• _Directive_
Present the following data again exactly as it is shown.

Rows from a dataset:
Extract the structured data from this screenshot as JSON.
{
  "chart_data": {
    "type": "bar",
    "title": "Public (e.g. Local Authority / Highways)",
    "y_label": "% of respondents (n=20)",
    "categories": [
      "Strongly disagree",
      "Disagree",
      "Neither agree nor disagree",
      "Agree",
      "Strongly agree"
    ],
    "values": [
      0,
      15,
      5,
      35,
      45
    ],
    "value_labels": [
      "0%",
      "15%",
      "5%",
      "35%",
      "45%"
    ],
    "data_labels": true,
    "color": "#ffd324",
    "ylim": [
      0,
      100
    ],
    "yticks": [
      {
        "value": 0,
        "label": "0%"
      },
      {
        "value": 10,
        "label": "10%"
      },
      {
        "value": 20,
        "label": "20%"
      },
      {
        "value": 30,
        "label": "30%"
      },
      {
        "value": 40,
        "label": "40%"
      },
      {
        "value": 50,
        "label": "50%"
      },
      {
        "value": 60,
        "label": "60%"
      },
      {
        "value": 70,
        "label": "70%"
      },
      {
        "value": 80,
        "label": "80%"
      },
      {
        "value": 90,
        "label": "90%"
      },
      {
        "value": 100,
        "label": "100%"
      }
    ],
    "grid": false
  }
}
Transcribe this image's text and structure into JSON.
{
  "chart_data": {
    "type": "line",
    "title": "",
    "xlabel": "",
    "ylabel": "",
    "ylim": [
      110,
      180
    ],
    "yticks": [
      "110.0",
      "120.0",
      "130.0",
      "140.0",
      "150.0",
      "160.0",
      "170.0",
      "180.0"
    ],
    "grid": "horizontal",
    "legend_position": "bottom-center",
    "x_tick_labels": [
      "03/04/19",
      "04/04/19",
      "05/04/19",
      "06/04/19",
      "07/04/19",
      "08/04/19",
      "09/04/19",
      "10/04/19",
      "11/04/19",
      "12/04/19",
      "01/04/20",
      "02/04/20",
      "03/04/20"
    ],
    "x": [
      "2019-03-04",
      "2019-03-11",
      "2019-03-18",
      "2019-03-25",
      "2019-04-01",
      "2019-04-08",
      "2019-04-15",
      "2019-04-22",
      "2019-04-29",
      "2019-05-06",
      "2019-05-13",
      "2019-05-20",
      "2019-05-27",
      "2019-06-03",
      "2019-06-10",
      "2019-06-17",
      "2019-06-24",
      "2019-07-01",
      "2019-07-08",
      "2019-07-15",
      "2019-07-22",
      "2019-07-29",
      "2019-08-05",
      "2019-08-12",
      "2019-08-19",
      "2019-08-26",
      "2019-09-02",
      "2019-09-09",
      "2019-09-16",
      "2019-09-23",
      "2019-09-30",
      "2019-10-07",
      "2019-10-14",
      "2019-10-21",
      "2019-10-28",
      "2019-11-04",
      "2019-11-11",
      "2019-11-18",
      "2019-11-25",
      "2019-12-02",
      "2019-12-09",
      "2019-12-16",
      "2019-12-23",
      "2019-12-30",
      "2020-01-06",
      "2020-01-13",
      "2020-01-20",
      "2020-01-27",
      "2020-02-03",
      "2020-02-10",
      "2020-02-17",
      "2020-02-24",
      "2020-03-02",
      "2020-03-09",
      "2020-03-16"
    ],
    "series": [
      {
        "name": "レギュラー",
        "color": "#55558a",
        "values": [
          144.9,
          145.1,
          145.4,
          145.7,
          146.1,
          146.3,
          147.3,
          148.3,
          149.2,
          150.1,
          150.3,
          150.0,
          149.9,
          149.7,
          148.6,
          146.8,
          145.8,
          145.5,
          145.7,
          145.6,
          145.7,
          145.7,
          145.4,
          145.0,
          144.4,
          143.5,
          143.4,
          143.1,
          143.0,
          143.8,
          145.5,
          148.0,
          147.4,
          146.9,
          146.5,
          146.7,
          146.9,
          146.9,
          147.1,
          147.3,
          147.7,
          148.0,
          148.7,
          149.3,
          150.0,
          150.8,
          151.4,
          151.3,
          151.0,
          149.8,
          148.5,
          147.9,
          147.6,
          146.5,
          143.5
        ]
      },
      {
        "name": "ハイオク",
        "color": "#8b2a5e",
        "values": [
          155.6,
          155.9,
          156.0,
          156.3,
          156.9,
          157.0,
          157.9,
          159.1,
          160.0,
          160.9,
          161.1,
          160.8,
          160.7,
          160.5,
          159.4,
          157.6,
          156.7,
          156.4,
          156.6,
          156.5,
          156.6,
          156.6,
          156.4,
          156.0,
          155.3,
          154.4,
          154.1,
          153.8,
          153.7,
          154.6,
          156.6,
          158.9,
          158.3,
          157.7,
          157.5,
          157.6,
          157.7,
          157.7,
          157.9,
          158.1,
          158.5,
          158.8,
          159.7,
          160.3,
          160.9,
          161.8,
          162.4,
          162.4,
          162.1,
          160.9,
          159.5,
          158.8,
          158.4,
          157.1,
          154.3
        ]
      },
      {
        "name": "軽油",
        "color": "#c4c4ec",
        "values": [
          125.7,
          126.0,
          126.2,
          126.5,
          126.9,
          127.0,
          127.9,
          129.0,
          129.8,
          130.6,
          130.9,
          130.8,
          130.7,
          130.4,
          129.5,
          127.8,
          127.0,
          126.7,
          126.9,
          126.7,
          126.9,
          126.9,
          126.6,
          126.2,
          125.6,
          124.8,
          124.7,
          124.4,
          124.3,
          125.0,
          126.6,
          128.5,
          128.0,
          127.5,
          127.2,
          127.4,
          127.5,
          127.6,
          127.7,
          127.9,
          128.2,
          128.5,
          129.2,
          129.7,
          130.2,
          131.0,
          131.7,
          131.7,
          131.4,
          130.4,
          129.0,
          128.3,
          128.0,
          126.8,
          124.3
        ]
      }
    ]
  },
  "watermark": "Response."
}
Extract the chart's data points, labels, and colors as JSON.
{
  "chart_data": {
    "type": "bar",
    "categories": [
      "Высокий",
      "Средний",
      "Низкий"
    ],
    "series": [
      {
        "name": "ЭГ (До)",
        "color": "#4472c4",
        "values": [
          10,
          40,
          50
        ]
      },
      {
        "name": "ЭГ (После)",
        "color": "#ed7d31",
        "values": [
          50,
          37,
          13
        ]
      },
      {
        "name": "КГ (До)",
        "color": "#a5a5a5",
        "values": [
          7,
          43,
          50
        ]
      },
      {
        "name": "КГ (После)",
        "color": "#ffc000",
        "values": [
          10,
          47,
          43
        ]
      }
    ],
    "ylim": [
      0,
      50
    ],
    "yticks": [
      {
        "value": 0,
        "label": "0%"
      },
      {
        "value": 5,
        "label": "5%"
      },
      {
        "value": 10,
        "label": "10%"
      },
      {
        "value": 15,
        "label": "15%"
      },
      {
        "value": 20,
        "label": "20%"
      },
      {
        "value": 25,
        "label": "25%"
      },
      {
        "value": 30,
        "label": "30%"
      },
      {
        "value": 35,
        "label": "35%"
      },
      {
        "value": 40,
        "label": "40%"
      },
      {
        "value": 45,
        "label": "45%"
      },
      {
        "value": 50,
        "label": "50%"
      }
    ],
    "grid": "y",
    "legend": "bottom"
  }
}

• _Solution for this task_
Extract the structured data from this screenshot as JSON.
{
  "chart_data": {
    "type": "bar",
    "title": "Public (e.g. Local Authority / Highways)",
    "y_label": "% of respondents (n=20)",
    "categories": [
      "Strongly disagree",
      "Disagree",
      "Neither agree nor disagree",
      "Agree",
      "Strongly agree"
    ],
    "values": [
      0,
      15,
      5,
      35,
      45
    ],
    "value_labels": [
      "0%",
      "15%",
      "5%",
      "35%",
      "45%"
    ],
    "data_labels": true,
    "color": "#ffd324",
    "ylim": [
      0,
      100
    ],
    "yticks": [
      {
        "value": 0,
        "label": "0%"
      },
      {
        "value": 10,
        "label": "10%"
      },
      {
        "value": 20,
        "label": "20%"
      },
      {
        "value": 30,
        "label": "30%"
      },
      {
        "value": 40,
        "label": "40%"
      },
      {
        "value": 50,
        "label": "50%"
      },
      {
        "value": 60,
        "label": "60%"
      },
      {
        "value": 70,
        "label": "70%"
      },
      {
        "value": 80,
        "label": "80%"
      },
      {
        "value": 90,
        "label": "90%"
      },
      {
        "value": 100,
        "label": "100%"
      }
    ],
    "grid": false
  }
}
Transcribe this image's text and structure into JSON.
{
  "chart_data": {
    "type": "line",
    "title": "",
    "xlabel": "",
    "ylabel": "",
    "ylim": [
      110,
      180
    ],
    "yticks": [
      "110.0",
      "120.0",
      "130.0",
      "140.0",
      "150.0",
      "160.0",
      "170.0",
      "180.0"
    ],
    "grid": "horizontal",
    "legend_position": "bottom-center",
    "x_tick_labels": [
      "03/04/19",
      "04/04/19",
      "05/04/19",
      "06/04/19",
      "07/04/19",
      "08/04/19",
      "09/04/19",
      "10/04/19",
      "11/04/19",
      "12/04/19",
      "01/04/20",
      "02/04/20",
      "03/04/20"
    ],
    "x": [
      "2019-03-04",
      "2019-03-11",
      "2019-03-18",
      "2019-03-25",
      "2019-04-01",
      "2019-04-08",
      "2019-04-15",
      "2019-04-22",
      "2019-04-29",
      "2019-05-06",
      "2019-05-13",
      "2019-05-20",
      "2019-05-27",
      "2019-06-03",
      "2019-06-10",
      "2019-06-17",
      "2019-06-24",
      "2019-07-01",
      "2019-07-08",
      "2019-07-15",
      "2019-07-22",
      "2019-07-29",
      "2019-08-05",
      "2019-08-12",
      "2019-08-19",
      "2019-08-26",
      "2019-09-02",
      "2019-09-09",
      "2019-09-16",
      "2019-09-23",
      "2019-09-30",
      "2019-10-07",
      "2019-10-14",
      "2019-10-21",
      "2019-10-28",
      "2019-11-04",
      "2019-11-11",
      "2019-11-18",
      "2019-11-25",
      "2019-12-02",
      "2019-12-09",
      "2019-12-16",
      "2019-12-23",
      "2019-12-30",
      "2020-01-06",
      "2020-01-13",
      "2020-01-20",
      "2020-01-27",
      "2020-02-03",
      "2020-02-10",
      "2020-02-17",
      "2020-02-24",
      "2020-03-02",
      "2020-03-09",
      "2020-03-16"
    ],
    "series": [
      {
        "name": "レギュラー",
        "color": "#55558a",
        "values": [
          144.9,
          145.1,
          145.4,
          145.7,
          146.1,
          146.3,
          147.3,
          148.3,
          149.2,
          150.1,
          150.3,
          150.0,
          149.9,
          149.7,
          148.6,
          146.8,
          145.8,
          145.5,
          145.7,
          145.6,
          145.7,
          145.7,
          145.4,
          145.0,
          144.4,
          143.5,
          143.4,
          143.1,
          143.0,
          143.8,
          145.5,
          148.0,
          147.4,
          146.9,
          146.5,
          146.7,
          146.9,
          146.9,
          147.1,
          147.3,
          147.7,
          148.0,
          148.7,
          149.3,
          150.0,
          150.8,
          151.4,
          151.3,
          151.0,
          149.8,
          148.5,
          147.9,
          147.6,
          146.5,
          143.5
        ]
      },
      {
        "name": "ハイオク",
        "color": "#8b2a5e",
        "values": [
          155.6,
          155.9,
          156.0,
          156.3,
          156.9,
          157.0,
          157.9,
          159.1,
          160.0,
          160.9,
          161.1,
          160.8,
          160.7,
          160.5,
          159.4,
          157.6,
          156.7,
          156.4,
          156.6,
          156.5,
          156.6,
          156.6,
          156.4,
          156.0,
          155.3,
          154.4,
          154.1,
          153.8,
          153.7,
          154.6,
          156.6,
          158.9,
          158.3,
          157.7,
          157.5,
          157.6,
          157.7,
          157.7,
          157.9,
          158.1,
          158.5,
          158.8,
          159.7,
          160.3,
          160.9,
          161.8,
          162.4,
          162.4,
          162.1,
          160.9,
          159.5,
          158.8,
          158.4,
          157.1,
          154.3
        ]
      },
      {
        "name": "軽油",
        "color": "#c4c4ec",
        "values": [
          125.7,
          126.0,
          126.2,
          126.5,
          126.9,
          127.0,
          127.9,
          129.0,
          129.8,
          130.6,
          130.9,
          130.8,
          130.7,
          130.4,
          129.5,
          127.8,
          127.0,
          126.7,
          126.9,
          126.7,
          126.9,
          126.9,
          126.6,
          126.2,
          125.6,
          124.8,
          124.7,
          124.4,
          124.3,
          125.0,
          126.6,
          128.5,
          128.0,
          127.5,
          127.2,
          127.4,
          127.5,
          127.6,
          127.7,
          127.9,
          128.2,
          128.5,
          129.2,
          129.7,
          130.2,
          131.0,
          131.7,
          131.7,
          131.4,
          130.4,
          129.0,
          128.3,
          128.0,
          126.8,
          124.3
        ]
      }
    ]
  },
  "watermark": "Response."
}
Extract the chart's data points, labels, and colors as JSON.
{
  "chart_data": {
    "type": "bar",
    "categories": [
      "Высокий",
      "Средний",
      "Низкий"
    ],
    "series": [
      {
        "name": "ЭГ (До)",
        "color": "#4472c4",
        "values": [
          10,
          40,
          50
        ]
      },
      {
        "name": "ЭГ (После)",
        "color": "#ed7d31",
        "values": [
          50,
          37,
          13
        ]
      },
      {
        "name": "КГ (До)",
        "color": "#a5a5a5",
        "values": [
          7,
          43,
          50
        ]
      },
      {
        "name": "КГ (После)",
        "color": "#ffc000",
        "values": [
          10,
          47,
          43
        ]
      }
    ],
    "ylim": [
      0,
      50
    ],
    "yticks": [
      {
        "value": 0,
        "label": "0%"
      },
      {
        "value": 5,
        "label": "5%"
      },
      {
        "value": 10,
        "label": "10%"
      },
      {
        "value": 15,
        "label": "15%"
      },
      {
        "value": 20,
        "label": "20%"
      },
      {
        "value": 25,
        "label": "25%"
      },
      {
        "value": 30,
        "label": "30%"
      },
      {
        "value": 35,
        "label": "35%"
      },
      {
        "value": 40,
        "label": "40%"
      },
      {
        "value": 45,
        "label": "45%"
      },
      {
        "value": 50,
        "label": "50%"
      }
    ],
    "grid": "y",
    "legend": "bottom"
  }
}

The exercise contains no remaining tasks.